Copy all of the records below verbatim.

__Given entries__.
========================================
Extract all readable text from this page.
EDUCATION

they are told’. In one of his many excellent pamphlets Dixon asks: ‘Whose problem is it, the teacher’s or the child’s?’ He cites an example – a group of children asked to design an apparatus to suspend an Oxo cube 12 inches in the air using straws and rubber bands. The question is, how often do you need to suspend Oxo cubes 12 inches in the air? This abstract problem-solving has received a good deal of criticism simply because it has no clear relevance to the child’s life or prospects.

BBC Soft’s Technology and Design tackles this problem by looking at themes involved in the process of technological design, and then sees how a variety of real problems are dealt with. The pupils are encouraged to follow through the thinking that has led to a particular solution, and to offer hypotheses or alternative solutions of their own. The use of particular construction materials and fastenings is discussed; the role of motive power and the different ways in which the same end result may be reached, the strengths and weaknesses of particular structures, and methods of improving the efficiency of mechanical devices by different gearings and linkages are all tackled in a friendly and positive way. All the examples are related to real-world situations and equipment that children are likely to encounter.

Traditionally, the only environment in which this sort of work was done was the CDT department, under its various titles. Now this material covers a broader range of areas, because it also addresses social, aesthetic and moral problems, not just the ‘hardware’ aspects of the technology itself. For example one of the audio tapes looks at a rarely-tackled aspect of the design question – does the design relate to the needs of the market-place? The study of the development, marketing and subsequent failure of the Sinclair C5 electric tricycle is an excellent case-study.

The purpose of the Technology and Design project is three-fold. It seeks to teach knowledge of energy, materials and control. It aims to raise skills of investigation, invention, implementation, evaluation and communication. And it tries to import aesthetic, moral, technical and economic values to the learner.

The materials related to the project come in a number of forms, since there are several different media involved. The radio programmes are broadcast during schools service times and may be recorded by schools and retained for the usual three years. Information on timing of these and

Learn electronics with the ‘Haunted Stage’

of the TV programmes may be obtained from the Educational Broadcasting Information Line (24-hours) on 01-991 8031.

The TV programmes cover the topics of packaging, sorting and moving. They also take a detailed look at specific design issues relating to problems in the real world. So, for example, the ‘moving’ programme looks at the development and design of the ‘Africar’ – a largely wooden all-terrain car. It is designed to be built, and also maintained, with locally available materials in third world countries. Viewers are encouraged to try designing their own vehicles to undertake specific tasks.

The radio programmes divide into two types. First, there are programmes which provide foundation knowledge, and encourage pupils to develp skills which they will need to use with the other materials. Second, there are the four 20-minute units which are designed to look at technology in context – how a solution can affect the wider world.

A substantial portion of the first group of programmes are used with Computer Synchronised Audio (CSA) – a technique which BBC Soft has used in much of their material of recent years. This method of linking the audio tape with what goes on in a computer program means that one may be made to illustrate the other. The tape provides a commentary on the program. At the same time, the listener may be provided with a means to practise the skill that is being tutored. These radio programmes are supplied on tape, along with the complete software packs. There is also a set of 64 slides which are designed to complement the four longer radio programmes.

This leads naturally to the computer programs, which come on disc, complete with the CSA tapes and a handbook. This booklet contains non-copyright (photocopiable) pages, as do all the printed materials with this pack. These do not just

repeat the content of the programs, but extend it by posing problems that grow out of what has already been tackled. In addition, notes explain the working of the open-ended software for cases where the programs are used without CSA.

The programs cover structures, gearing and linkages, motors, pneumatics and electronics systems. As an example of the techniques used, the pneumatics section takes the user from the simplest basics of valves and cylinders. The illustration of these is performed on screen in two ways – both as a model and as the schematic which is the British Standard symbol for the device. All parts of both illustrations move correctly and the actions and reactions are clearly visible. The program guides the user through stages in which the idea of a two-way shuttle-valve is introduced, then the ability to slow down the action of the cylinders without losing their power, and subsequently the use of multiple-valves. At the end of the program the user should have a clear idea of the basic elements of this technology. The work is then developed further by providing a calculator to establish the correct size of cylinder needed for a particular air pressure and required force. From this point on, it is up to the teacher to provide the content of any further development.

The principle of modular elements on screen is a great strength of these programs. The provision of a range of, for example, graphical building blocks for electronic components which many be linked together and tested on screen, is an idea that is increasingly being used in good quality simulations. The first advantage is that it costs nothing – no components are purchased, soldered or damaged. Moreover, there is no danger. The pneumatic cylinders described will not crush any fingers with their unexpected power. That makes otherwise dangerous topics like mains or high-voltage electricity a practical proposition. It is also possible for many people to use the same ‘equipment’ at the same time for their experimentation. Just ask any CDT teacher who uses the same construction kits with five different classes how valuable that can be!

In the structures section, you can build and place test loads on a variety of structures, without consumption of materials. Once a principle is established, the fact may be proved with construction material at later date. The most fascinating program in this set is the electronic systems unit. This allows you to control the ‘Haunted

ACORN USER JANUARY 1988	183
========================================
__The response__.
Extract all readable text from this page.
EDUCATION

they are told’. In one of his many excellent pamphlets Dixon asks: ‘Whose problem is it, the teacher’s or the child’s?’ He cites an example – a group of children asked to design an apparatus to suspend an Oxo cube 12 inches in the air using straws and rubber bands. The question is, how often do you need to suspend Oxo cubes 12 inches in the air? This abstract problem-solving has received a good deal of criticism simply because it has no clear relevance to the child’s life or prospects.

BBC Soft’s Technology and Design tackles this problem by looking at themes involved in the process of technological design, and then sees how a variety of real problems are dealt with. The pupils are encouraged to follow through the thinking that has led to a particular solution, and to offer hypotheses or alternative solutions of their own. The use of particular construction materials and fastenings is discussed; the role of motive power and the different ways in which the same end result may be reached, the strengths and weaknesses of particular structures, and methods of improving the efficiency of mechanical devices by different gearings and linkages are all tackled in a friendly and positive way. All the examples are related to real-world situations and equipment that children are likely to encounter.

Traditionally, the only environment in which this sort of work was done was the CDT department, under its various titles. Now this material covers a broader range of areas, because it also addresses social, aesthetic and moral problems, not just the ‘hardware’ aspects of the technology itself. For example one of the audio tapes looks at a rarely-tackled aspect of the design question – does the design relate to the needs of the market-place? The study of the development, marketing and subsequent failure of the Sinclair C5 electric tricycle is an excellent case-study.

The purpose of the Technology and Design project is three-fold. It seeks to teach knowledge of energy, materials and control. It aims to raise skills of investigation, invention, implementation, evaluation and communication. And it tries to import aesthetic, moral, technical and economic values to the learner.

The materials related to the project come in a number of forms, since there are several different media involved. The radio programmes are broadcast during schools service times and may be recorded by schools and retained for the usual three years. Information on timing of these and

Learn electronics with the ‘Haunted Stage’

of the TV programmes may be obtained from the Educational Broadcasting Information Line (24-hours) on 01-991 8031.

The TV programmes cover the topics of packaging, sorting and moving. They also take a detailed look at specific design issues relating to problems in the real world. So, for example, the ‘moving’ programme looks at the development and design of the ‘Africar’ – a largely wooden all-terrain car. It is designed to be built, and also maintained, with locally available materials in third world countries. Viewers are encouraged to try designing their own vehicles to undertake specific tasks.

The radio programmes divide into two types. First, there are programmes which provide foundation knowledge, and encourage pupils to develp skills which they will need to use with the other materials. Second, there are the four 20-minute units which are designed to look at technology in context – how a solution can affect the wider world.

A substantial portion of the first group of programmes are used with Computer Synchronised Audio (CSA) – a technique which BBC Soft has used in much of their material of recent years. This method of linking the audio tape with what goes on in a computer program means that one may be made to illustrate the other. The tape provides a commentary on the program. At the same time, the listener may be provided with a means to practise the skill that is being tutored. These radio programmes are supplied on tape, along with the complete software packs. There is also a set of 64 slides which are designed to complement the four longer radio programmes.

This leads naturally to the computer programs, which come on disc, complete with the CSA tapes and a handbook. This booklet contains non-copyright (photocopiable) pages, as do all the printed materials with this pack. These do not just

repeat the content of the programs, but extend it by posing problems that grow out of what has already been tackled. In addition, notes explain the working of the open-ended software for cases where the programs are used without CSA.

The programs cover structures, gearing and linkages, motors, pneumatics and electronics systems. As an example of the techniques used, the pneumatics section takes the user from the simplest basics of valves and cylinders. The illustration of these is performed on screen in two ways – both as a model and as the schematic which is the British Standard symbol for the device. All parts of both illustrations move correctly and the actions and reactions are clearly visible. The program guides the user through stages in which the idea of a two-way shuttle-valve is introduced, then the ability to slow down the action of the cylinders without losing their power, and subsequently the use of multiple-valves. At the end of the program the user should have a clear idea of the basic elements of this technology. The work is then developed further by providing a calculator to establish the correct size of cylinder needed for a particular air pressure and required force. From this point on, it is up to the teacher to provide the content of any further development.

The principle of modular elements on screen is a great strength of these programs. The provision of a range of, for example, graphical building blocks for electronic components which many be linked together and tested on screen, is an idea that is increasingly being used in good quality simulations. The first advantage is that it costs nothing – no components are purchased, soldered or damaged. Moreover, there is no danger. The pneumatic cylinders described will not crush any fingers with their unexpected power. That makes otherwise dangerous topics like mains or high-voltage electricity a practical proposition. It is also possible for many people to use the same ‘equipment’ at the same time for their experimentation. Just ask any CDT teacher who uses the same construction kits with five different classes how valuable that can be!

In the structures section, you can build and place test loads on a variety of structures, without consumption of materials. Once a principle is established, the fact may be proved with construction material at later date. The most fascinating program in this set is the electronic systems unit. This allows you to control the ‘Haunted

ACORN USER JANUARY 1988	183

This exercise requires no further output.